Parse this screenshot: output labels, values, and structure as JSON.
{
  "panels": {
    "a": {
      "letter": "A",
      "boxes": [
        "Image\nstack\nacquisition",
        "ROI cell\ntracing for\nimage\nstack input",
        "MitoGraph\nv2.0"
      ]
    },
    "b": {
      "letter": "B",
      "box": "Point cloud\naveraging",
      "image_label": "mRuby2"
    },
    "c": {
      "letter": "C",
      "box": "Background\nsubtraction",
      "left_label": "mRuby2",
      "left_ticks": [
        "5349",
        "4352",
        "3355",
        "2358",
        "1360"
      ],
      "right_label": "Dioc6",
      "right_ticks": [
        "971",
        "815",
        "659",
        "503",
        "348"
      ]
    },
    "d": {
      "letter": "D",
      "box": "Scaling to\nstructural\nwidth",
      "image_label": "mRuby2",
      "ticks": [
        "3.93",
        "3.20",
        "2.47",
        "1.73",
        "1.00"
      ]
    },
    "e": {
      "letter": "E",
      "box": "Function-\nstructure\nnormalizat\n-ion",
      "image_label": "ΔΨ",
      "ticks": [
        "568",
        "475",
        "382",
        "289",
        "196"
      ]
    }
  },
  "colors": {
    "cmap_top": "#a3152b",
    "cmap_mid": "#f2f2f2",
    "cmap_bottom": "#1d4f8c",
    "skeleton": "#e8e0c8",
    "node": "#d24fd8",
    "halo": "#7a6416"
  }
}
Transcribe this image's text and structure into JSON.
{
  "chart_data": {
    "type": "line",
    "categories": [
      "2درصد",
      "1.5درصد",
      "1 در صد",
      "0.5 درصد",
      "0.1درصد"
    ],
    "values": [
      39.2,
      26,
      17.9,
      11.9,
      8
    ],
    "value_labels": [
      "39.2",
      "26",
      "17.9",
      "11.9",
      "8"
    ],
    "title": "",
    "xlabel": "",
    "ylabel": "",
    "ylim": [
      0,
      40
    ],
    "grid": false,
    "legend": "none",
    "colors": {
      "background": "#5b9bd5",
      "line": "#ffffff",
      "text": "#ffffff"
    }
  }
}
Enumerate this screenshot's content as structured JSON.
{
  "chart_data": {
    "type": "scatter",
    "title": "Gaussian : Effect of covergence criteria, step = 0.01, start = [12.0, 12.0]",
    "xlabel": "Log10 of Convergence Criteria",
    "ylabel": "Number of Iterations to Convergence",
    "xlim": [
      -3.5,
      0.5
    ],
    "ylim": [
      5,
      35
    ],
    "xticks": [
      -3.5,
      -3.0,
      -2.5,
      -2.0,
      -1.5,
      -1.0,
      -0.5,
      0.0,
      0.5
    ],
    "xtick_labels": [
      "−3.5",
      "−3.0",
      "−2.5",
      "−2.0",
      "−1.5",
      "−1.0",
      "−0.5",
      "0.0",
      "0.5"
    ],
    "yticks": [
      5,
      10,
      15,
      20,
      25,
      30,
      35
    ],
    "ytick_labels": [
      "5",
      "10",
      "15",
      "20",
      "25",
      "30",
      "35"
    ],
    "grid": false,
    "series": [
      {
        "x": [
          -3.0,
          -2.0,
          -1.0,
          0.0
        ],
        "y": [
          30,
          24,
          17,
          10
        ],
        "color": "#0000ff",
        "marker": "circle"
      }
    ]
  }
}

•••••

The full set of records should be duplicated exactly.

Parse this screenshot: output labels, values, and structure as JSON.
{
  "panels": {
    "a": {
      "letter": "A",
      "boxes": [
        "Image\nstack\nacquisition",
        "ROI cell\ntracing for\nimage\nstack input",
        "MitoGraph\nv2.0"
      ]
    },
    "b": {
      "letter": "B",
      "box": "Point cloud\naveraging",
      "image_label": "mRuby2"
    },
    "c": {
      "letter": "C",
      "box": "Background\nsubtraction",
      "left_label": "mRuby2",
      "left_ticks": [
        "5349",
        "4352",
        "3355",
        "2358",
        "1360"
      ],
      "right_label": "Dioc6",
      "right_ticks": [
        "971",
        "815",
        "659",
        "503",
        "348"
      ]
    },
    "d": {
      "letter": "D",
      "box": "Scaling to\nstructural\nwidth",
      "image_label": "mRuby2",
      "ticks": [
        "3.93",
        "3.20",
        "2.47",
        "1.73",
        "1.00"
      ]
    },
    "e": {
      "letter": "E",
      "box": "Function-\nstructure\nnormalizat\n-ion",
      "image_label": "ΔΨ",
      "ticks": [
        "568",
        "475",
        "382",
        "289",
        "196"
      ]
    }
  },
  "colors": {
    "cmap_top": "#a3152b",
    "cmap_mid": "#f2f2f2",
    "cmap_bottom": "#1d4f8c",
    "skeleton": "#e8e0c8",
    "node": "#d24fd8",
    "halo": "#7a6416"
  }
}
Transcribe this image's text and structure into JSON.
{
  "chart_data": {
    "type": "line",
    "categories": [
      "2درصد",
      "1.5درصد",
      "1 در صد",
      "0.5 درصد",
      "0.1درصد"
    ],
    "values": [
      39.2,
      26,
      17.9,
      11.9,
      8
    ],
    "value_labels": [
      "39.2",
      "26",
      "17.9",
      "11.9",
      "8"
    ],
    "title": "",
    "xlabel": "",
    "ylabel": "",
    "ylim": [
      0,
      40
    ],
    "grid": false,
    "legend": "none",
    "colors": {
      "background": "#5b9bd5",
      "line": "#ffffff",
      "text": "#ffffff"
    }
  }
}
Enumerate this screenshot's content as structured JSON.
{
  "chart_data": {
    "type": "scatter",
    "title": "Gaussian : Effect of covergence criteria, step = 0.01, start = [12.0, 12.0]",
    "xlabel": "Log10 of Convergence Criteria",
    "ylabel": "Number of Iterations to Convergence",
    "xlim": [
      -3.5,
      0.5
    ],
    "ylim": [
      5,
      35
    ],
    "xticks": [
      -3.5,
      -3.0,
      -2.5,
      -2.0,
      -1.5,
      -1.0,
      -0.5,
      0.0,
      0.5
    ],
    "xtick_labels": [
      "−3.5",
      "−3.0",
      "−2.5",
      "−2.0",
      "−1.5",
      "−1.0",
      "−0.5",
      "0.0",
      "0.5"
    ],
    "yticks": [
      5,
      10,
      15,
      20,
      25,
      30,
      35
    ],
    "ytick_labels": [
      "5",
      "10",
      "15",
      "20",
      "25",
      "30",
      "35"
    ],
    "grid": false,
    "series": [
      {
        "x": [
          -3.0,
          -2.0,
          -1.0,
          0.0
        ],
        "y": [
          30,
          24,
          17,
          10
        ],
        "color": "#0000ff",
        "marker": "circle"
      }
    ]
  }
}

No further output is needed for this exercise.